__Enunciado A__: Liste todos os objetos que, segundo o trecho, os três camaradas fugidos levaram consigo.
__Enunciado B__: Traduza para o inglês esta frase do trecho: "Havia grande quantidade de peixes, especialmente de pirarucús, em um lago que fica em uma praia ao lado esquerdo."

__Trecho__:

┌──

Dia 16. Tomei pelo canal da direita da Ilha Grande e de outras, passando por um pequeno travessão de pedras, em que foi necessario descarregar: pousei defronte de um ribeirão, que entra á esquerda. Note-se que o canal da esquerda da ilha não é intransitável, comtudo preferi o da direita, por não dar o rio tão grande volta.



Dia 17. Largando ás seis horas da manhã, ás dez passei pelo porto dos Apinagés do Araguaya, e cheguei ao meio dia ao lugar que denominei- Ponta dos Campos-, e ahi permaneci até ás doze horas do dia seguinte, por me haver faltado um camarada, que sahindo á caça perdeu a altura em que estavam as canoas.



Dia 18. Partindo aquella hora, naveguei até ás seis da tarde, chegando á ilha que denominei dos Tres Fugidos, porque n`esse lugar se evadiram tres camaradas, levando comsigo a montaria(16) de caçar, tres remos, tres armas da nação e outros objetos de menos valor; vindo d`este lugar para cima a haver falta de nove pessoas, que deviam compor a tripolação, notando-se entre estas a do caçador, que substituia um dos pilotos, o qual tinha falecido; acontecendo que achei-me com falta de dois objectos tão essenciaes na navegação actual, a saber, o caçador e a montaria de caçar.



(Nota explicativa(16). Montaria era uma pequena canoa, de uma só madeira, aberta com fogo, usada para pequenas cargas de até 600 quilos, inclusive caçadas e pescarias).



Dia 19. Fiz pequena viagem, e nada occorreu de notavel. N`este dia a consternação foi geral ao vermo-nos sem a montaria e com falta de tres camaradas, entre estes notei que alguns conceberam esperanças de que eu, em vista de tal acontecimento, não duvidaria desistir da viagem pelo Araguaya, e retroceder: para desvial-os de semelhantes pensamentos, eu asseverei com toda a firmeza e em alta voz- que em quanto me restasse uma canoa e quatro camaradas eu não desistiria da viagem.



Dia 20. Sahindo ás cinco horas da manhã naveguei até á uma hora da tarde, e não continuei a viagem n’este dia por ter deixado a igarité em diligencia de alguma caça. Havia grande quantidade de peixes, especialmente de pirarucús, em um lago que fica em uma praia ao lado esquerdo. Já n’este lugar senti a falta que me fazia a montaria.



Dia 21. Passei o travessão do Jacaré com muito trabalho, por se querer passar encostado á terra firme da direita, não dando esse canal franca passagem, senão quando o rio tem maior quantidade de agua; alias, a passagem deve ser pelo canal grande do mesmo lado.

└──

__Registros__:
┌──

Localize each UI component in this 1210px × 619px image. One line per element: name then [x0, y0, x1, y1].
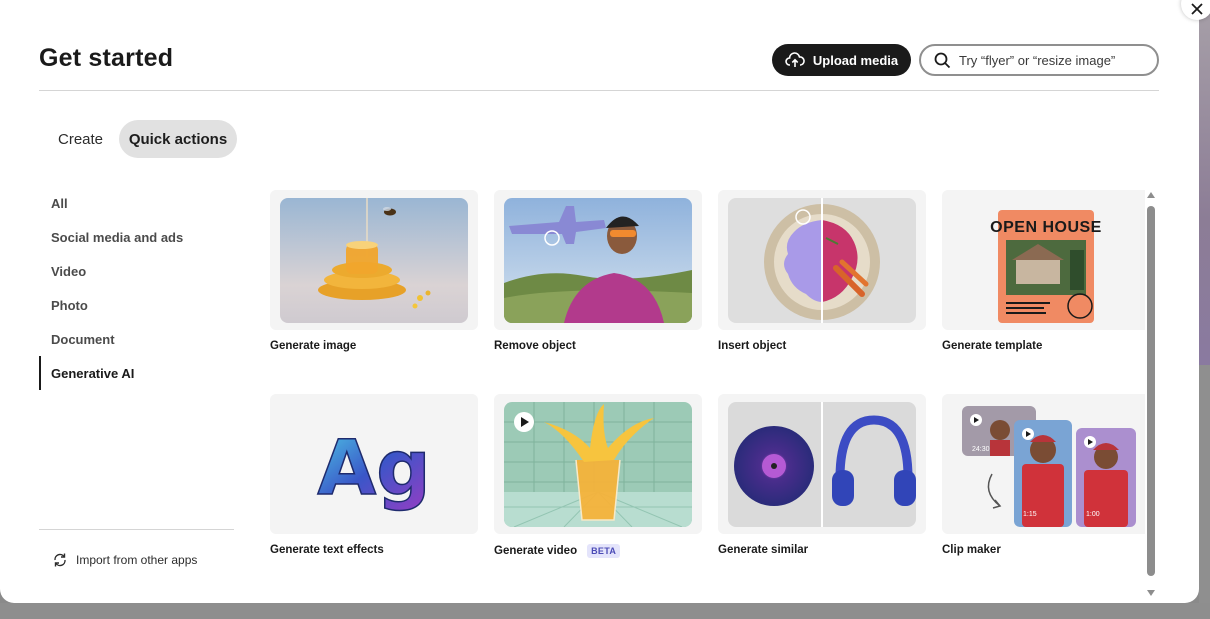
- card-label: Remove object: [494, 340, 576, 352]
- open-house-poster-image: OPEN HOUSE: [952, 198, 1140, 323]
- search-input[interactable]: [959, 52, 1139, 68]
- tab-quick-actions[interactable]: Quick actions: [119, 120, 237, 158]
- background-strip: [1199, 365, 1210, 619]
- card-label: Generate video: [494, 545, 578, 557]
- honey-jar-image: [280, 198, 468, 323]
- search-field[interactable]: [919, 44, 1159, 76]
- card-label: Generate template: [942, 340, 1043, 352]
- card-thumbnail: [718, 394, 926, 534]
- juice-splash-image: [504, 402, 692, 527]
- card-generate-template[interactable]: OPEN HOUSE Generate template: [942, 190, 1145, 352]
- poster-title-text: OPEN HOUSE: [990, 219, 1102, 236]
- cloud-upload-icon: [785, 52, 805, 67]
- text-effect-sample: Ag: [317, 423, 430, 512]
- card-thumbnail: [494, 190, 702, 330]
- card-label: Generate similar: [718, 544, 809, 556]
- get-started-dialog: Get started Upload media Create Quick ac…: [0, 0, 1199, 603]
- card-generate-image[interactable]: Generate image: [270, 190, 478, 352]
- sidebar-item-photo[interactable]: Photo: [39, 288, 234, 322]
- card-generate-video[interactable]: Generate video BETA: [494, 394, 702, 558]
- page-title: Get started: [39, 44, 174, 72]
- background-strip: [0, 603, 1210, 619]
- tab-create[interactable]: Create: [44, 120, 117, 158]
- close-icon: [1191, 3, 1203, 15]
- sidebar-item-document[interactable]: Document: [39, 322, 234, 356]
- sidebar-item-social-media[interactable]: Social media and ads: [39, 220, 234, 254]
- card-thumbnail: [718, 190, 926, 330]
- sidebar-item-video[interactable]: Video: [39, 254, 234, 288]
- food-plate-image: [728, 198, 916, 323]
- beta-badge: BETA: [587, 544, 621, 558]
- card-insert-object[interactable]: Insert object: [718, 190, 926, 352]
- header-divider: [39, 90, 1159, 91]
- card-label: Generate image: [270, 340, 357, 352]
- upload-media-label: Upload media: [812, 52, 899, 68]
- card-clip-maker[interactable]: 24:30 1:15 1:00 Clip maker: [942, 394, 1145, 556]
- sidebar-item-all[interactable]: All: [39, 186, 234, 220]
- scroll-down-arrow-icon[interactable]: [1146, 588, 1156, 598]
- card-label: Insert object: [718, 340, 787, 352]
- clip-duration-2: 1:15: [1023, 511, 1037, 518]
- sidebar-item-generative-ai[interactable]: Generative AI: [39, 356, 234, 390]
- import-from-other-apps-link[interactable]: Import from other apps: [52, 552, 197, 568]
- clip-duration-1: 24:30: [972, 446, 990, 453]
- video-clips-image: 24:30 1:15 1:00: [952, 402, 1140, 527]
- scroll-up-arrow-icon[interactable]: [1146, 190, 1156, 200]
- scrollbar-thumb[interactable]: [1147, 206, 1155, 576]
- card-thumbnail: OPEN HOUSE: [942, 190, 1145, 330]
- text-effects-image: Ag: [280, 402, 468, 527]
- upload-media-button[interactable]: Upload media: [772, 44, 911, 76]
- search-icon: [934, 52, 951, 68]
- import-sync-icon: [54, 553, 66, 567]
- card-thumbnail: [270, 190, 478, 330]
- card-generate-similar[interactable]: Generate similar: [718, 394, 926, 556]
- cyclist-image: [504, 198, 692, 323]
- background-strip: [1199, 0, 1210, 365]
- import-label: Import from other apps: [76, 553, 198, 567]
- sidebar-divider: [39, 529, 234, 530]
- card-label: Generate text effects: [270, 544, 384, 556]
- card-thumbnail: [494, 394, 702, 534]
- card-remove-object[interactable]: Remove object: [494, 190, 702, 352]
- card-label: Clip maker: [942, 544, 1001, 556]
- quick-actions-grid: Generate image Remove object Insert obje…: [270, 190, 1145, 600]
- card-thumbnail: Ag: [270, 394, 478, 534]
- grid-scrollbar[interactable]: [1144, 190, 1158, 600]
- vinyl-headphones-image: [728, 402, 916, 527]
- clip-duration-3: 1:00: [1086, 511, 1100, 518]
- card-thumbnail: 24:30 1:15 1:00: [942, 394, 1145, 534]
- card-generate-text-effects[interactable]: Ag Generate text effects: [270, 394, 478, 556]
- category-sidebar: All Social media and ads Video Photo Doc…: [39, 186, 234, 390]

└──

__Resposta A__:
- a montaria de caçar
- três remos
- três armas da nação
- outros objetos de menos valor

__Resposta B__: There was a great quantity of fish, especially pirarucus, in a lake that lies on a beach on the left side.